+++ DATA LISTING
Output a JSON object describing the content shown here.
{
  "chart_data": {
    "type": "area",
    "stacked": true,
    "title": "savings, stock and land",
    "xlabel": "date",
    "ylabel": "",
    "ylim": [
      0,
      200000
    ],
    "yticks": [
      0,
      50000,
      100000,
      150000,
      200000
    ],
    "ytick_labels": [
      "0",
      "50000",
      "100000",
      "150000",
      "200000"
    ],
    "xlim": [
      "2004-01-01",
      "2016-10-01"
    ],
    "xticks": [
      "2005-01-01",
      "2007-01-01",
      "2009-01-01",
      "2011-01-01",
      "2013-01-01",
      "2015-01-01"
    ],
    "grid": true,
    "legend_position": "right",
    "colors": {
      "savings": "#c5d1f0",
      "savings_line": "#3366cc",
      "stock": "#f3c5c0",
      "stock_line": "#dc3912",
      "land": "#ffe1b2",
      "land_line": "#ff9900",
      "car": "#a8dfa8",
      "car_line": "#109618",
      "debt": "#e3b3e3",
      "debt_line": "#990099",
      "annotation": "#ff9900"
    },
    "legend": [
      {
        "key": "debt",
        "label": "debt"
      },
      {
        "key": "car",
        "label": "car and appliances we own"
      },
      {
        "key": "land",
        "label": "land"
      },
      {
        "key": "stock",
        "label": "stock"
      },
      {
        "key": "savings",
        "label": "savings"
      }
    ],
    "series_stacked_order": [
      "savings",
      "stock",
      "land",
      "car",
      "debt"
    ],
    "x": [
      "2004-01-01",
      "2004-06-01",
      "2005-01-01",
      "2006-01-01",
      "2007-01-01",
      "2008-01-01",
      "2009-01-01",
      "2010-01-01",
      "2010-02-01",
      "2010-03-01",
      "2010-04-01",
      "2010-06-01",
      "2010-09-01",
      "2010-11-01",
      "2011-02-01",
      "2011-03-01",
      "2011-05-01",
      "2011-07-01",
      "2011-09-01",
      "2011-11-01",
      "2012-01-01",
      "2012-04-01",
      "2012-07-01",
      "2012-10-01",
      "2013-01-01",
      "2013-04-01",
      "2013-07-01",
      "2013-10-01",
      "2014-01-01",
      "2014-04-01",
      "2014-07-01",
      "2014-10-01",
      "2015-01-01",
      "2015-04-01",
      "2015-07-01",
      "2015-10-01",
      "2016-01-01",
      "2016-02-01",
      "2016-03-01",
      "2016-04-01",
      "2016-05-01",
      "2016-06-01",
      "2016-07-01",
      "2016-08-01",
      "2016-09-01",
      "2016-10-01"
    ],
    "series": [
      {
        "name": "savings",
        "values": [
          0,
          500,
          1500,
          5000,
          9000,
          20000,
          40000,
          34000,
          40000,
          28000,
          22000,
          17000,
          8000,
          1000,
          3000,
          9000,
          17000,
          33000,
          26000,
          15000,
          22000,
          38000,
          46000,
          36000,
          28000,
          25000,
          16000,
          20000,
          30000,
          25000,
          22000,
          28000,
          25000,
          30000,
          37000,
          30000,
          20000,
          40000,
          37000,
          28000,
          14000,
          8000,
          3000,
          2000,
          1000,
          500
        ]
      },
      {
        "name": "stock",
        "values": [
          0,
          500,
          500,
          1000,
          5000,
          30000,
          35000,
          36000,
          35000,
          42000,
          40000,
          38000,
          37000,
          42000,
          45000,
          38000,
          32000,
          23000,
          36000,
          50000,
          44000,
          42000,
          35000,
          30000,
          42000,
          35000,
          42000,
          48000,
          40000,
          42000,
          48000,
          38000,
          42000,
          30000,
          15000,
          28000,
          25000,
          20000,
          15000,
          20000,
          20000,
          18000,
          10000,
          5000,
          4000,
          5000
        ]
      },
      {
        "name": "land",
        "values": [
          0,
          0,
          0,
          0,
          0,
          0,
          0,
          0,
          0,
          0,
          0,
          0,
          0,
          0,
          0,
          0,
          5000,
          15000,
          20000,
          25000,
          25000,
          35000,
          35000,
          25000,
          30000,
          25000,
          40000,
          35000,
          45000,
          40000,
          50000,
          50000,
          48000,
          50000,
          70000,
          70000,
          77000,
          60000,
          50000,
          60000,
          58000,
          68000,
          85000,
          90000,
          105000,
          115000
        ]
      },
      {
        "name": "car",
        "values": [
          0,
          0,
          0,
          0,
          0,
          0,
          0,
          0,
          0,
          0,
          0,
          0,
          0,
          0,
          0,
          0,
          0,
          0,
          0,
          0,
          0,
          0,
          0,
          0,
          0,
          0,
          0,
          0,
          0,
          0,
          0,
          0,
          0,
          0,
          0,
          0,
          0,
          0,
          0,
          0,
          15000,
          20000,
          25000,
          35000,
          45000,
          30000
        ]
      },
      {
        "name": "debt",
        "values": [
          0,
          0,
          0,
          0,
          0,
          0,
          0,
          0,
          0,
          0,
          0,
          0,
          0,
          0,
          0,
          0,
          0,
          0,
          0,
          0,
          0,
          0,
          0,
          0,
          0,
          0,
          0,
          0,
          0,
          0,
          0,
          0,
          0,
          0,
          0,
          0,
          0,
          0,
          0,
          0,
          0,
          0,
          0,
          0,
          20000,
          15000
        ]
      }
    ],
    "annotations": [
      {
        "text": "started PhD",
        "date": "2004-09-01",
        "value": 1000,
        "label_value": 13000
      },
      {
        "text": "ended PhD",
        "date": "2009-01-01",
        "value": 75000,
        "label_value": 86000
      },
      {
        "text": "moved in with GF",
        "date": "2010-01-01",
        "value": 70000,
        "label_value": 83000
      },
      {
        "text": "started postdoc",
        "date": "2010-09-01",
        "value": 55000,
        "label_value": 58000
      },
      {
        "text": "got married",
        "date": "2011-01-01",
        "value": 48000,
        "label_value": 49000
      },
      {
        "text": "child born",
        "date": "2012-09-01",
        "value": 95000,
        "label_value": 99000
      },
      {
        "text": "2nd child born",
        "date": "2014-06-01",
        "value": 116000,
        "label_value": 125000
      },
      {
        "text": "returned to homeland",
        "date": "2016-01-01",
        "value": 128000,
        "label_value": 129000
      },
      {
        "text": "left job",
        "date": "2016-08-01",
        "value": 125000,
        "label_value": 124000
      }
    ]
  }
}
++++++
Search the lines for "date". Copy each line that has it.

    "xlabel": "date",
        "date": "2004-09-01",
        "date": "2009-01-01",
        "date": "2010-01-01",
        "date": "2010-09-01",
        "date": "2011-01-01",
        "date": "2012-09-01",
        "date": "2014-06-01",
        "date": "2016-01-01",
        "date": "2016-08-01",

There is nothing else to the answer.